**TASK BRIEF**
Copy every line that holds "heading".
<<<<
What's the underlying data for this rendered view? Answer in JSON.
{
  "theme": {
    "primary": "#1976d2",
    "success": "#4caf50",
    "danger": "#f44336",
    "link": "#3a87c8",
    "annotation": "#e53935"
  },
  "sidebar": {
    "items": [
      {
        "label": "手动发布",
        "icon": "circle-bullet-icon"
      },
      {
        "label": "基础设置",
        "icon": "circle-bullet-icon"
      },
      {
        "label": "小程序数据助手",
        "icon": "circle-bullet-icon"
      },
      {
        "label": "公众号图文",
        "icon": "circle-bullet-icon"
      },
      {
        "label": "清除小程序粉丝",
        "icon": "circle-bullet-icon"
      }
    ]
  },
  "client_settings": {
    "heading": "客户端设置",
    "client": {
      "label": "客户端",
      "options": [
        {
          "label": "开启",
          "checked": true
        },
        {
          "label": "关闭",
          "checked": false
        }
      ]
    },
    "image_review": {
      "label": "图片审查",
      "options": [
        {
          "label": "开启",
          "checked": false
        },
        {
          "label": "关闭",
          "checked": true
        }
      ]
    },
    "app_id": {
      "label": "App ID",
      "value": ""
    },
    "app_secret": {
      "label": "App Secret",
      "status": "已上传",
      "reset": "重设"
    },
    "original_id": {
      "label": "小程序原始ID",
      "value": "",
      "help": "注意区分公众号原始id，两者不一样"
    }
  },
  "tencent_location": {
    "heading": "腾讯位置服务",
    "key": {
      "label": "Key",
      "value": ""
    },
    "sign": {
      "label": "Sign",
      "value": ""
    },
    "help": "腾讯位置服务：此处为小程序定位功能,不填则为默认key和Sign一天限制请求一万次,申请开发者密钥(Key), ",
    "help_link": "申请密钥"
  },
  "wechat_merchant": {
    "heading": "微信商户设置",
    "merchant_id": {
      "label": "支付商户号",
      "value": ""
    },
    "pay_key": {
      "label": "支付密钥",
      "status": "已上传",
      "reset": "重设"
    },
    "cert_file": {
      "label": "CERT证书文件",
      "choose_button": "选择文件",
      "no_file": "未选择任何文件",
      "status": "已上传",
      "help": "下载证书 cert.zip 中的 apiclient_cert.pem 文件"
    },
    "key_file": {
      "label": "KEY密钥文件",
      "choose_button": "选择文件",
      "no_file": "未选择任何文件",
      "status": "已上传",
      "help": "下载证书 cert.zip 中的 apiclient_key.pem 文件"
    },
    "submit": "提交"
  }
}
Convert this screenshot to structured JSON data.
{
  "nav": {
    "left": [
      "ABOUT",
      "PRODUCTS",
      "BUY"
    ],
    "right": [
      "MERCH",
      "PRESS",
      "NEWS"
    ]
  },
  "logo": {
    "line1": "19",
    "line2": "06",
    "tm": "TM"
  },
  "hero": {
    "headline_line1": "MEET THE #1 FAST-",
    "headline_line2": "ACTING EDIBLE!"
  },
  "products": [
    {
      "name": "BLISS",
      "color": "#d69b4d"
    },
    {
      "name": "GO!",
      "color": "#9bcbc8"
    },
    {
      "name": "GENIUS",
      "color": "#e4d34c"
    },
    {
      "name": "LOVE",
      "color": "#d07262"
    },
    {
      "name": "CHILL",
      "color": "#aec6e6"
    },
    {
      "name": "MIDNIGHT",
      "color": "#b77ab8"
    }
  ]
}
>>>>
<<<<
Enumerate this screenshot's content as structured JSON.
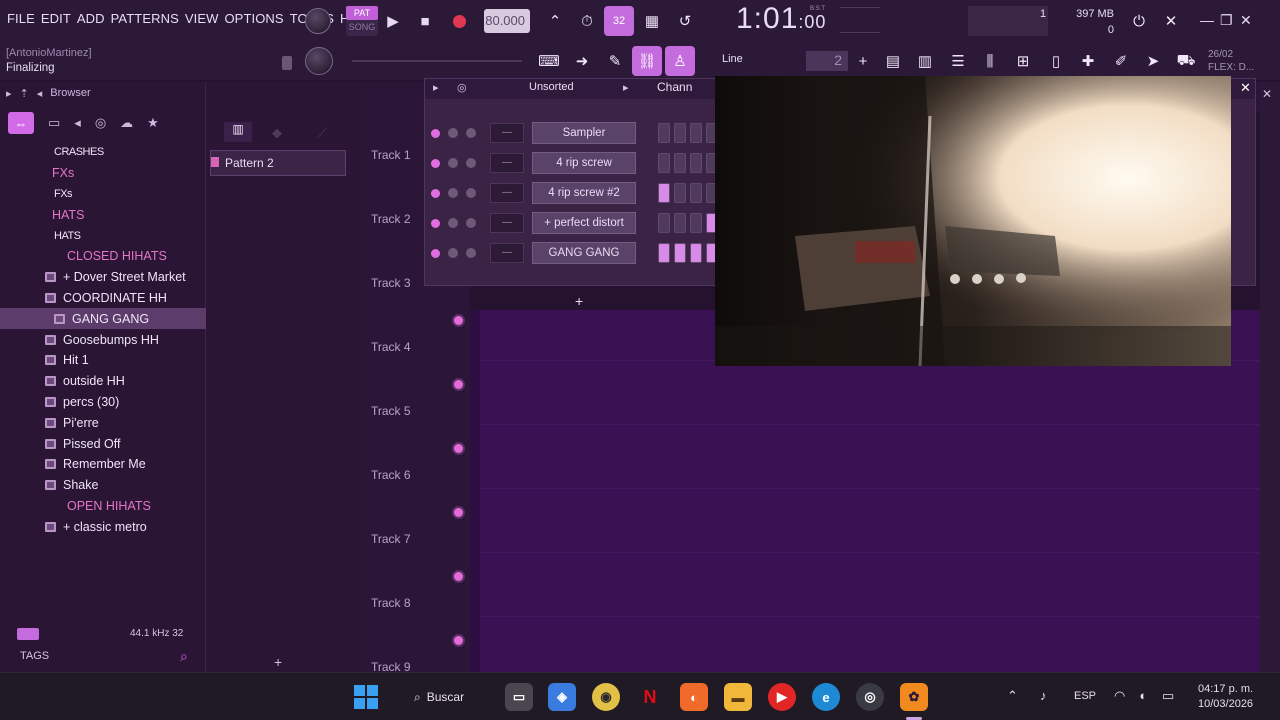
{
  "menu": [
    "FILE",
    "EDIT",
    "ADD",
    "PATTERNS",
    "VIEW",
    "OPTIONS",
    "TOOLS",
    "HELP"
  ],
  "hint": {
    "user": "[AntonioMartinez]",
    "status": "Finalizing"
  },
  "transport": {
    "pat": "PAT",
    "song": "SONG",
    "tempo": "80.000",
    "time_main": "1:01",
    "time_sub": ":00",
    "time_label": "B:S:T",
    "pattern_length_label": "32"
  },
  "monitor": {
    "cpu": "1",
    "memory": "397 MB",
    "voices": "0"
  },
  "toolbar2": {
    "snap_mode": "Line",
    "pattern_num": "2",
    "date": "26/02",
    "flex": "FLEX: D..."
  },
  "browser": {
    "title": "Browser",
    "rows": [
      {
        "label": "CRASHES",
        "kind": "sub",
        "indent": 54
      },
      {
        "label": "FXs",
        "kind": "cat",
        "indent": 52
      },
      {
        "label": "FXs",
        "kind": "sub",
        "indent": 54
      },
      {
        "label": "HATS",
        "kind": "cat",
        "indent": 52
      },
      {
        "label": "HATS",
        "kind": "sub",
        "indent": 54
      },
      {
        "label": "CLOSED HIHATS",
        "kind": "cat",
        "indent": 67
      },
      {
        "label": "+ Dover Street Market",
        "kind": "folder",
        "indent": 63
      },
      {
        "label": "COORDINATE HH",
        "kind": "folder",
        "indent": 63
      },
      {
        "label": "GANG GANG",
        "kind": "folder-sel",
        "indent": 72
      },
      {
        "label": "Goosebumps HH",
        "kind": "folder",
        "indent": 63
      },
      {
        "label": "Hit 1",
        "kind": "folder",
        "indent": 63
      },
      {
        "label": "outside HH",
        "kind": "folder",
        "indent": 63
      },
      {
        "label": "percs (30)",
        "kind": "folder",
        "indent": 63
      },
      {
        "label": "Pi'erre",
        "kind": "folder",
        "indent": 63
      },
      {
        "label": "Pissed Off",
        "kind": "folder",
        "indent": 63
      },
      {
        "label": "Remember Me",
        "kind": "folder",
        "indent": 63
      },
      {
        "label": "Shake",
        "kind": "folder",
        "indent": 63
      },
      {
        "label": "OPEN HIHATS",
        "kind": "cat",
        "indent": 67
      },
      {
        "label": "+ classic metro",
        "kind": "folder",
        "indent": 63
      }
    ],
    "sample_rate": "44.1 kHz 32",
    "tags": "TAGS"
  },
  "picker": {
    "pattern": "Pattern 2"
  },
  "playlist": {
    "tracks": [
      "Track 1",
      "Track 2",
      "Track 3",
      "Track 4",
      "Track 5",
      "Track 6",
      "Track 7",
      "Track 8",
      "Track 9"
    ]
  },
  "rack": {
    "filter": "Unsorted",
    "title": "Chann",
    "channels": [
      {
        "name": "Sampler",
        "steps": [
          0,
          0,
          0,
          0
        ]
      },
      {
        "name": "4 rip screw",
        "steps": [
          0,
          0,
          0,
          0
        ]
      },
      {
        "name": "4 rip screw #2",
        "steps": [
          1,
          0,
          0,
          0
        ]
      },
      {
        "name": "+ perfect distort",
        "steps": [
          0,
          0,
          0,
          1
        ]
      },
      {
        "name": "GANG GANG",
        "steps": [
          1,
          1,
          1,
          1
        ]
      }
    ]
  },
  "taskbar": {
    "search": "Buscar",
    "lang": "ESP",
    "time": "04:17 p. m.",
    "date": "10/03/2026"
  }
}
>>>>
**OUTPUT FOR THIS EXERCISE**
    "heading": "客户端设置",
    "heading": "腾讯位置服务",
    "heading": "微信商户设置",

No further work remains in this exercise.